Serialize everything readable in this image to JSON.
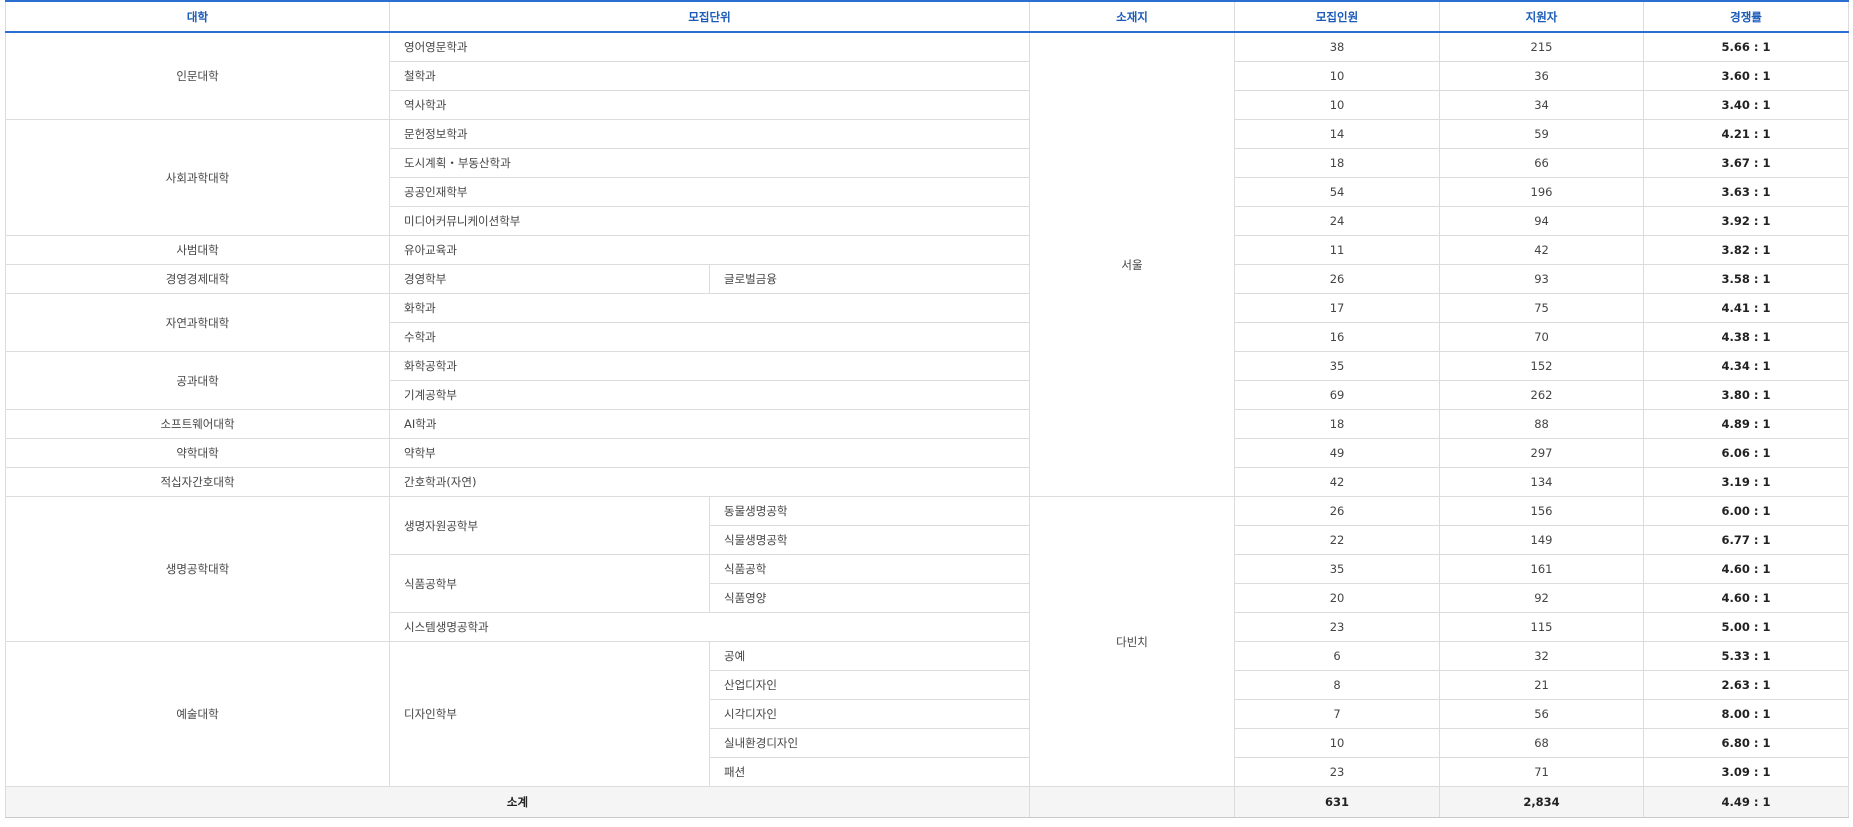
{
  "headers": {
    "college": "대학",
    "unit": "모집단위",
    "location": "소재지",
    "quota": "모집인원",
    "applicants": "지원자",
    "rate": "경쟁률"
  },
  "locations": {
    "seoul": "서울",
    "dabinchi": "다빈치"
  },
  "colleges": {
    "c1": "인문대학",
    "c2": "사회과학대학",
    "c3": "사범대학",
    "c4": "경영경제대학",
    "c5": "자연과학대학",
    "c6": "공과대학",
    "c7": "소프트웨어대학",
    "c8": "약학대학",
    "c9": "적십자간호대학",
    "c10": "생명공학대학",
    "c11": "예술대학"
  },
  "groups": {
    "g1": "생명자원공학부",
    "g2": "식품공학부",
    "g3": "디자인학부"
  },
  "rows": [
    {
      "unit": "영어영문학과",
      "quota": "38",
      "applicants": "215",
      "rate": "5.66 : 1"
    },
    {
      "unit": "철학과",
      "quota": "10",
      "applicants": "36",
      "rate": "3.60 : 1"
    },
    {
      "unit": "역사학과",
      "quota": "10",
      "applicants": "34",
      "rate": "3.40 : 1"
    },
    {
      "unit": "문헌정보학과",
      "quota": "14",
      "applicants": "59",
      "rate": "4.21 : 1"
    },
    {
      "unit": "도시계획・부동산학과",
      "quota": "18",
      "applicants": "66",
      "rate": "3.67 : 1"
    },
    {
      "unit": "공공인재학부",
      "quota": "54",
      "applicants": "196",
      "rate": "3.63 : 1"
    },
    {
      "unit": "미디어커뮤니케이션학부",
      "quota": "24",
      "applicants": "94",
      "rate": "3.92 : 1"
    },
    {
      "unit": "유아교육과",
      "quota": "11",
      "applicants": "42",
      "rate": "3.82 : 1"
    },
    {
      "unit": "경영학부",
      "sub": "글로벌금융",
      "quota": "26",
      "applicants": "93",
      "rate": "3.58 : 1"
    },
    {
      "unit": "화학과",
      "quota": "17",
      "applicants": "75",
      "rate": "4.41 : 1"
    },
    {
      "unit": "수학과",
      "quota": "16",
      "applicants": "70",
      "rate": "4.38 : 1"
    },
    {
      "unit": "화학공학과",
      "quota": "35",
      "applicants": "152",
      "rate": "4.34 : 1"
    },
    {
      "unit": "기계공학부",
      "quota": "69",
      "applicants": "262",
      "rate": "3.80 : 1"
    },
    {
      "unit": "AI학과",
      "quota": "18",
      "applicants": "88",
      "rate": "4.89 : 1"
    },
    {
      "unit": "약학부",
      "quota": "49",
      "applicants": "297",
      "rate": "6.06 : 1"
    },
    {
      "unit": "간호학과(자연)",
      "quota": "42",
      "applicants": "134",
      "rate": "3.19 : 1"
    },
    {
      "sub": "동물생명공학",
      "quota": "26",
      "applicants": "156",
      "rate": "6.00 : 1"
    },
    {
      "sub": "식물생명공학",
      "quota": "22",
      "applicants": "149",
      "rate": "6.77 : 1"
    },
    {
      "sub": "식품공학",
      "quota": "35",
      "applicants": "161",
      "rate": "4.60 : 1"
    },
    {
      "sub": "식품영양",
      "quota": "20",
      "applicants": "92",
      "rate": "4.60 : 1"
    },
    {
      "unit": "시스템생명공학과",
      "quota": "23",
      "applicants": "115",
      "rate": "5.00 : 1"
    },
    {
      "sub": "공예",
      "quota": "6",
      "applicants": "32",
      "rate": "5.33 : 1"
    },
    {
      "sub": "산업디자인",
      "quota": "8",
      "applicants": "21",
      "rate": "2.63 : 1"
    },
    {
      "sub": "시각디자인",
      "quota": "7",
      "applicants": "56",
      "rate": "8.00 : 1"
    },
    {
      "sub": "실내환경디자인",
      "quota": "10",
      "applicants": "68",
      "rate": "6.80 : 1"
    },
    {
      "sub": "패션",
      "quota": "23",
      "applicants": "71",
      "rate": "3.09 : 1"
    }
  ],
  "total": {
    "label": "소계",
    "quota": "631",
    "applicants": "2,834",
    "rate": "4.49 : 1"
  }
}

[SET TASK] Reproduce the entries above word for word. Pictures stay out.

[SOLUTION FOR THIS EXERCISE]
Serialize everything readable in this image to JSON.
{
  "headers": {
    "college": "대학",
    "unit": "모집단위",
    "location": "소재지",
    "quota": "모집인원",
    "applicants": "지원자",
    "rate": "경쟁률"
  },
  "locations": {
    "seoul": "서울",
    "dabinchi": "다빈치"
  },
  "colleges": {
    "c1": "인문대학",
    "c2": "사회과학대학",
    "c3": "사범대학",
    "c4": "경영경제대학",
    "c5": "자연과학대학",
    "c6": "공과대학",
    "c7": "소프트웨어대학",
    "c8": "약학대학",
    "c9": "적십자간호대학",
    "c10": "생명공학대학",
    "c11": "예술대학"
  },
  "groups": {
    "g1": "생명자원공학부",
    "g2": "식품공학부",
    "g3": "디자인학부"
  },
  "rows": [
    {
      "unit": "영어영문학과",
      "quota": "38",
      "applicants": "215",
      "rate": "5.66 : 1"
    },
    {
      "unit": "철학과",
      "quota": "10",
      "applicants": "36",
      "rate": "3.60 : 1"
    },
    {
      "unit": "역사학과",
      "quota": "10",
      "applicants": "34",
      "rate": "3.40 : 1"
    },
    {
      "unit": "문헌정보학과",
      "quota": "14",
      "applicants": "59",
      "rate": "4.21 : 1"
    },
    {
      "unit": "도시계획・부동산학과",
      "quota": "18",
      "applicants": "66",
      "rate": "3.67 : 1"
    },
    {
      "unit": "공공인재학부",
      "quota": "54",
      "applicants": "196",
      "rate": "3.63 : 1"
    },
    {
      "unit": "미디어커뮤니케이션학부",
      "quota": "24",
      "applicants": "94",
      "rate": "3.92 : 1"
    },
    {
      "unit": "유아교육과",
      "quota": "11",
      "applicants": "42",
      "rate": "3.82 : 1"
    },
    {
      "unit": "경영학부",
      "sub": "글로벌금융",
      "quota": "26",
      "applicants": "93",
      "rate": "3.58 : 1"
    },
    {
      "unit": "화학과",
      "quota": "17",
      "applicants": "75",
      "rate": "4.41 : 1"
    },
    {
      "unit": "수학과",
      "quota": "16",
      "applicants": "70",
      "rate": "4.38 : 1"
    },
    {
      "unit": "화학공학과",
      "quota": "35",
      "applicants": "152",
      "rate": "4.34 : 1"
    },
    {
      "unit": "기계공학부",
      "quota": "69",
      "applicants": "262",
      "rate": "3.80 : 1"
    },
    {
      "unit": "AI학과",
      "quota": "18",
      "applicants": "88",
      "rate": "4.89 : 1"
    },
    {
      "unit": "약학부",
      "quota": "49",
      "applicants": "297",
      "rate": "6.06 : 1"
    },
    {
      "unit": "간호학과(자연)",
      "quota": "42",
      "applicants": "134",
      "rate": "3.19 : 1"
    },
    {
      "sub": "동물생명공학",
      "quota": "26",
      "applicants": "156",
      "rate": "6.00 : 1"
    },
    {
      "sub": "식물생명공학",
      "quota": "22",
      "applicants": "149",
      "rate": "6.77 : 1"
    },
    {
      "sub": "식품공학",
      "quota": "35",
      "applicants": "161",
      "rate": "4.60 : 1"
    },
    {
      "sub": "식품영양",
      "quota": "20",
      "applicants": "92",
      "rate": "4.60 : 1"
    },
    {
      "unit": "시스템생명공학과",
      "quota": "23",
      "applicants": "115",
      "rate": "5.00 : 1"
    },
    {
      "sub": "공예",
      "quota": "6",
      "applicants": "32",
      "rate": "5.33 : 1"
    },
    {
      "sub": "산업디자인",
      "quota": "8",
      "applicants": "21",
      "rate": "2.63 : 1"
    },
    {
      "sub": "시각디자인",
      "quota": "7",
      "applicants": "56",
      "rate": "8.00 : 1"
    },
    {
      "sub": "실내환경디자인",
      "quota": "10",
      "applicants": "68",
      "rate": "6.80 : 1"
    },
    {
      "sub": "패션",
      "quota": "23",
      "applicants": "71",
      "rate": "3.09 : 1"
    }
  ],
  "total": {
    "label": "소계",
    "quota": "631",
    "applicants": "2,834",
    "rate": "4.49 : 1"
  }
}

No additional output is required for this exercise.